**Exercise aim:** Extract every record, exactly as written, and ignore the pictures.

**Data for processing:**
━━━
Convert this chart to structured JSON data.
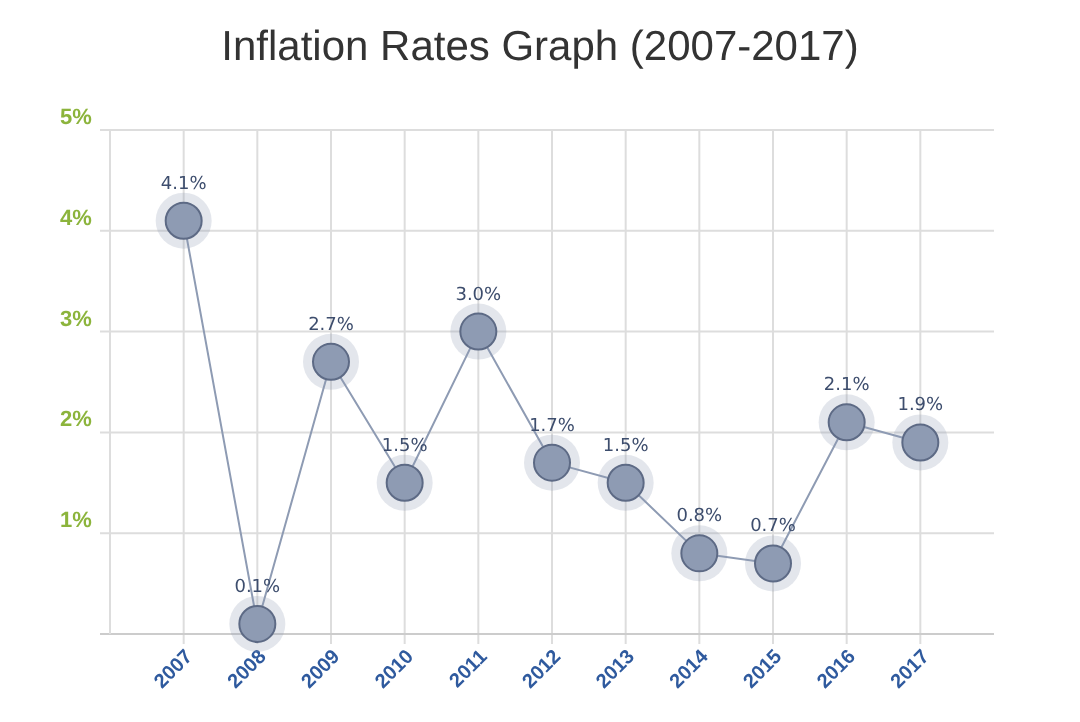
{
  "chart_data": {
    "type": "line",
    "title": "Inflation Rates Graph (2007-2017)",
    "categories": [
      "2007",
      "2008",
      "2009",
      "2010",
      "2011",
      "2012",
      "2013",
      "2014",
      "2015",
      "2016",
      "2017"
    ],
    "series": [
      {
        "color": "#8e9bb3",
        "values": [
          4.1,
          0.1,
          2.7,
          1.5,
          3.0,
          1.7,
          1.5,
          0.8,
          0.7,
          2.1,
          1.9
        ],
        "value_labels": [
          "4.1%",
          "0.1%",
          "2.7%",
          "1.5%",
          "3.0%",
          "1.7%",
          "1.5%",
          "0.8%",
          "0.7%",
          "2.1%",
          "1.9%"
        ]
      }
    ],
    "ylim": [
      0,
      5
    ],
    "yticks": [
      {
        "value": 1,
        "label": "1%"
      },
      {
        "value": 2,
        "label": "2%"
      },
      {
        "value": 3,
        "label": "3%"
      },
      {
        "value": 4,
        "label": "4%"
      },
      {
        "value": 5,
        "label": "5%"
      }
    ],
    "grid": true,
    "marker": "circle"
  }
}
━━━
**Reply to the task:**
Convert this chart to structured JSON data.
{
  "chart_data": {
    "type": "line",
    "title": "Inflation Rates Graph (2007-2017)",
    "categories": [
      "2007",
      "2008",
      "2009",
      "2010",
      "2011",
      "2012",
      "2013",
      "2014",
      "2015",
      "2016",
      "2017"
    ],
    "series": [
      {
        "color": "#8e9bb3",
        "values": [
          4.1,
          0.1,
          2.7,
          1.5,
          3.0,
          1.7,
          1.5,
          0.8,
          0.7,
          2.1,
          1.9
        ],
        "value_labels": [
          "4.1%",
          "0.1%",
          "2.7%",
          "1.5%",
          "3.0%",
          "1.7%",
          "1.5%",
          "0.8%",
          "0.7%",
          "2.1%",
          "1.9%"
        ]
      }
    ],
    "ylim": [
      0,
      5
    ],
    "yticks": [
      {
        "value": 1,
        "label": "1%"
      },
      {
        "value": 2,
        "label": "2%"
      },
      {
        "value": 3,
        "label": "3%"
      },
      {
        "value": 4,
        "label": "4%"
      },
      {
        "value": 5,
        "label": "5%"
      }
    ],
    "grid": true,
    "marker": "circle"
  }
}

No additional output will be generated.